▶ WHAT NEEDS TO BE DONE
Copy verbatim everything in the article on changing music from "Gen X (Born" down to "and raunchy lyrics.".

The student news site of Trinity Preparatory School

The Trinity Voice

The student news site of Trinity Preparatory School

The Trinity Voice

Changing Times, Changing Tunes

A journey through the evolving landscape of music
Lia Garibay
How people listen to music through the generations: Jukebox, Walkman, iPod, AirPods.

   Every generation is defined by its music. From classical to jazz, rock and roll to hip-hop, no generation is limited to a single style of music. With each generation’s many genres of music, even the most selective, narrow-minded listeners can find something that speaks to them.

   Each era has left a distinct mark on the music industry, a testament to its constant evolution and cycles of change. From the Beatles in the ‘60s to today’s hits and beyond, music continues to provoke emotions and act as an outlet to express how people feel, while its sounds, instruments, trends and genres stay in a state of flux.

Baby Boomers (Born 1946 – 1964):

   The Beatles. Elvis Presley. The Beach Boys. The arrival of some of the biggest names in music history came about from a time hailed as the golden age of music. After World War Two, the baby boomer generation emerged, stimulating musical trends like the birth of rock and roll and the evolution of swing jazz.

   “[The ‘50s and ‘60s] are the best. The music is upbeat and feel-good, and I think that’s what music needs to be,” math teacher Lynn Wilbur said.

   Due to the rock and roll revolution, global interest in the music industry skyrocketed, eventually leading to the first annual Grammy Awards in ‘58. No longer playing in clubs and bars, musicians transformed into full-fledged superstars, performing to sold out stadiums and arenas, including festivals like Woodstock in ‘69.

Gen X (Born 1965 – 1980):

   The emergence of rock and roll in the ‘50s and ‘60s set the stage for a musical revolution in the coming generation, with groups like Pink Floyd, Metallica, Queen, and others bringing about the rise of new genres such as new wave, punk rock and hip-hop.

   In the ‘80s, hip-hop exploded, with artists like the Beastie Boys and Run DMC bringing their distinct sounds to the masses. This new music pushed the envelope further than any other genre before it, conveying strong messages of social justice and raunchy lyrics.

▶ RAW RECORDS

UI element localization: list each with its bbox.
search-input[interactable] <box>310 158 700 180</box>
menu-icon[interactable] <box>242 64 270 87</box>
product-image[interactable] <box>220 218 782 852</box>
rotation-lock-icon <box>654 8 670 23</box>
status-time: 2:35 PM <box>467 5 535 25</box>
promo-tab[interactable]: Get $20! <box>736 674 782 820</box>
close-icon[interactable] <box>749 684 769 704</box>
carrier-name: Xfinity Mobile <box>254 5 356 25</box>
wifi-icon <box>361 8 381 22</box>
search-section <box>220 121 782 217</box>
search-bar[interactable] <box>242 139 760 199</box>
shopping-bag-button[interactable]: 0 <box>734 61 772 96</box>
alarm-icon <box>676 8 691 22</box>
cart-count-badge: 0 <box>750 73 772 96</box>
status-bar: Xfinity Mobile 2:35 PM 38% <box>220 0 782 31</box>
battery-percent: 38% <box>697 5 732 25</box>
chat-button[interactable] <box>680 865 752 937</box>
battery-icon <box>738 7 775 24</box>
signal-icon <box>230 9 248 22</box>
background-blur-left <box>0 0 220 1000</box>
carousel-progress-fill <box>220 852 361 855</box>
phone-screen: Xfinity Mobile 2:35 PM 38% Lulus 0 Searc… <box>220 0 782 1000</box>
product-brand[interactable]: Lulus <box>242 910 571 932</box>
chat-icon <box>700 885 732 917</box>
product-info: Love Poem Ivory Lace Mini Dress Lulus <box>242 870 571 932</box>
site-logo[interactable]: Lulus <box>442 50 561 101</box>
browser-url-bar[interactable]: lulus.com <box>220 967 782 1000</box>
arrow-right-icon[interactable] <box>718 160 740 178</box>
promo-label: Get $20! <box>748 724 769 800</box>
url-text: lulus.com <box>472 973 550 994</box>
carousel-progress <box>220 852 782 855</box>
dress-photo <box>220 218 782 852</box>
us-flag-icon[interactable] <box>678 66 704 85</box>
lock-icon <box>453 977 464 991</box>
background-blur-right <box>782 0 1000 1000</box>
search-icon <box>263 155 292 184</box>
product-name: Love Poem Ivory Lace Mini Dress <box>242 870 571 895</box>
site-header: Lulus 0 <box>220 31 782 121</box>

▶ RESULT
Gen X (Born 1965 – 1980):

   The emergence of rock and roll in the ‘50s and ‘60s set the stage for a musical revolution in the coming generation, with groups like Pink Floyd, Metallica, Queen, and others bringing about the rise of new genres such as new wave, punk rock and hip-hop.

   In the ‘80s, hip-hop exploded, with artists like the Beastie Boys and Run DMC bringing their distinct sounds to the masses. This new music pushed the envelope further than any other genre before it, conveying strong messages of social justice and raunchy lyrics.